Work required: Drop the images; return everything else in the listing below exactly.

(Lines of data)
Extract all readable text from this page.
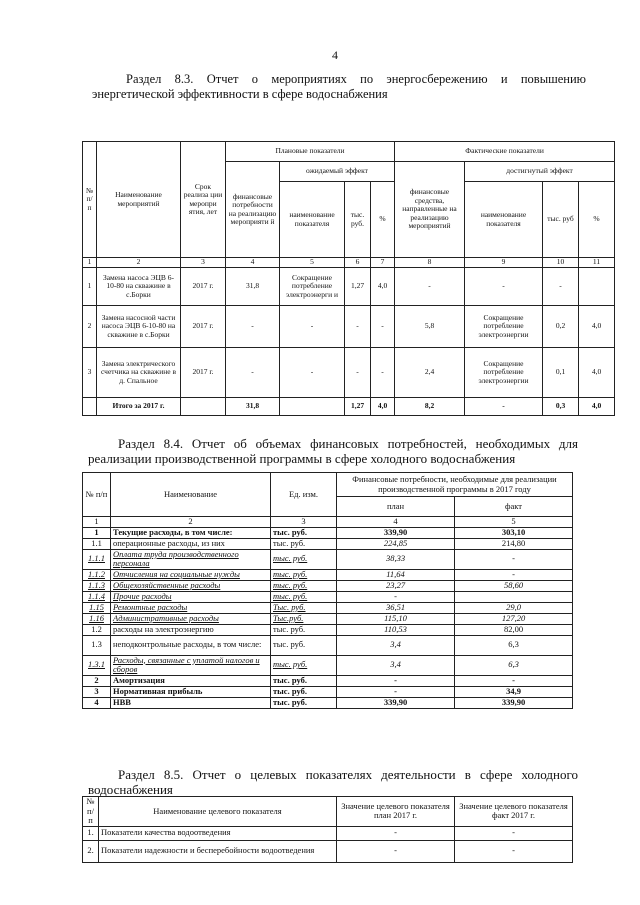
4
Раздел 8.3. Отчет о мероприятиях по энергосбережению и повышению энергетической эффективности в сфере водоснабжения
№ п/ п	Наименование мероприятий	Срок реализа ции меропри ятия, лет	Плановые показатели				Фактические показатели			
			финансовые потребности на реализацию мероприяти й	ожидаемый эффект			финансовые средства, направленные на реализацию мероприятий	достигнутый эффект		
				наименование показателя	тыс. руб.	%		наименование показателя	тыс. руб	%
1	2	3	4	5	6	7	8	9	10	11
1	Замена насоса ЭЦВ 6-10-80 на скважине в с.Борки	2017 г.	31,8	Сокращение потребление электроэнерги и	1,27	4,0	-	-	-	
2	Замена насосной части насоса ЭЦВ 6-10-80 на скважине в с.Борки	2017 г.	-	-	-	-	5,8	Сокращение потребление электроэнергии	0,2	4,0
3	Замена электрического счетчика на скважине в д. Спальное	2017 г.	-	-	-	-	2,4	Сокращение потребление электроэнергии	0,1	4,0
	Итого за 2017 г.		31,8		1,27	4,0	8,2	-	0,3	4,0
Раздел 8.4. Отчет об объемах финансовых потребностей, необходимых для реализации производственной программы в сфере холодного водоснабжения
№ п/п	Наименование	Ед. изм.	Финансовые потребности, необходимые для реализации производственной программы в 2017 году	
			план	факт
1	2	3	4	5
1	Текущие расходы, в том числе:	тыс. руб.	339,90	303,10
1.1	операционные расходы, из них	тыс. руб.	224,85	214,80
1.1.1	Оплата труда производственного персонала	тыс. руб.	38,33	-
1.1.2	Отчисления на социальные нужды	тыс. руб.	11,64	-
1.1.3	Общехозяйственные расходы	тыс. руб.	23,27	58,60
1.1.4	Прочие расходы	тыс. руб.	-	
1.15	Ремонтные расходы	Тыс. руб.	36,51	29,0
1.16	Административные расходы	Тыс.руб.	115,10	127,20
1.2	расходы на электроэнергию	тыс. руб.	110,53	82,00
1.3	неподконтрольные расходы, в том числе:	тыс. руб.	3,4	6,3
1.3.1	Расходы, связанные с уплатой налогов и сборов	тыс. руб.	3,4	6,3
2	Амортизация	тыс. руб.	-	-
3	Нормативная прибыль	тыс. руб.	-	34,9
4	НВВ	тыс. руб.	339,90	339,90
Раздел 8.5. Отчет о целевых показателях деятельности в сфере холодного водоснабжения
№ п/п	Наименование целевого показателя	Значение целевого показателя план 2017 г.	Значение целевого показателя факт 2017 г.
1.	Показатели качества водоотведения	-	-
2.	Показатели надежности и бесперебойности водоотведения	-	-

Task response:
Extract all readable text from this page.
4
Раздел 8.3. Отчет о мероприятиях по энергосбережению и повышению энергетической эффективности в сфере водоснабжения
№ п/ п	Наименование мероприятий	Срок реализа ции меропри ятия, лет	Плановые показатели				Фактические показатели			
			финансовые потребности на реализацию мероприяти й	ожидаемый эффект			финансовые средства, направленные на реализацию мероприятий	достигнутый эффект		
				наименование показателя	тыс. руб.	%		наименование показателя	тыс. руб	%
1	2	3	4	5	6	7	8	9	10	11
1	Замена насоса ЭЦВ 6-10-80 на скважине в с.Борки	2017 г.	31,8	Сокращение потребление электроэнерги и	1,27	4,0	-	-	-	
2	Замена насосной части насоса ЭЦВ 6-10-80 на скважине в с.Борки	2017 г.	-	-	-	-	5,8	Сокращение потребление электроэнергии	0,2	4,0
3	Замена электрического счетчика на скважине в д. Спальное	2017 г.	-	-	-	-	2,4	Сокращение потребление электроэнергии	0,1	4,0
	Итого за 2017 г.		31,8		1,27	4,0	8,2	-	0,3	4,0
Раздел 8.4. Отчет об объемах финансовых потребностей, необходимых для реализации производственной программы в сфере холодного водоснабжения
№ п/п	Наименование	Ед. изм.	Финансовые потребности, необходимые для реализации производственной программы в 2017 году	
			план	факт
1	2	3	4	5
1	Текущие расходы, в том числе:	тыс. руб.	339,90	303,10
1.1	операционные расходы, из них	тыс. руб.	224,85	214,80
1.1.1	Оплата труда производственного персонала	тыс. руб.	38,33	-
1.1.2	Отчисления на социальные нужды	тыс. руб.	11,64	-
1.1.3	Общехозяйственные расходы	тыс. руб.	23,27	58,60
1.1.4	Прочие расходы	тыс. руб.	-	
1.15	Ремонтные расходы	Тыс. руб.	36,51	29,0
1.16	Административные расходы	Тыс.руб.	115,10	127,20
1.2	расходы на электроэнергию	тыс. руб.	110,53	82,00
1.3	неподконтрольные расходы, в том числе:	тыс. руб.	3,4	6,3
1.3.1	Расходы, связанные с уплатой налогов и сборов	тыс. руб.	3,4	6,3
2	Амортизация	тыс. руб.	-	-
3	Нормативная прибыль	тыс. руб.	-	34,9
4	НВВ	тыс. руб.	339,90	339,90
Раздел 8.5. Отчет о целевых показателях деятельности в сфере холодного водоснабжения
№ п/п	Наименование целевого показателя	Значение целевого показателя план 2017 г.	Значение целевого показателя факт 2017 г.
1.	Показатели качества водоотведения	-	-
2.	Показатели надежности и бесперебойности водоотведения	-	-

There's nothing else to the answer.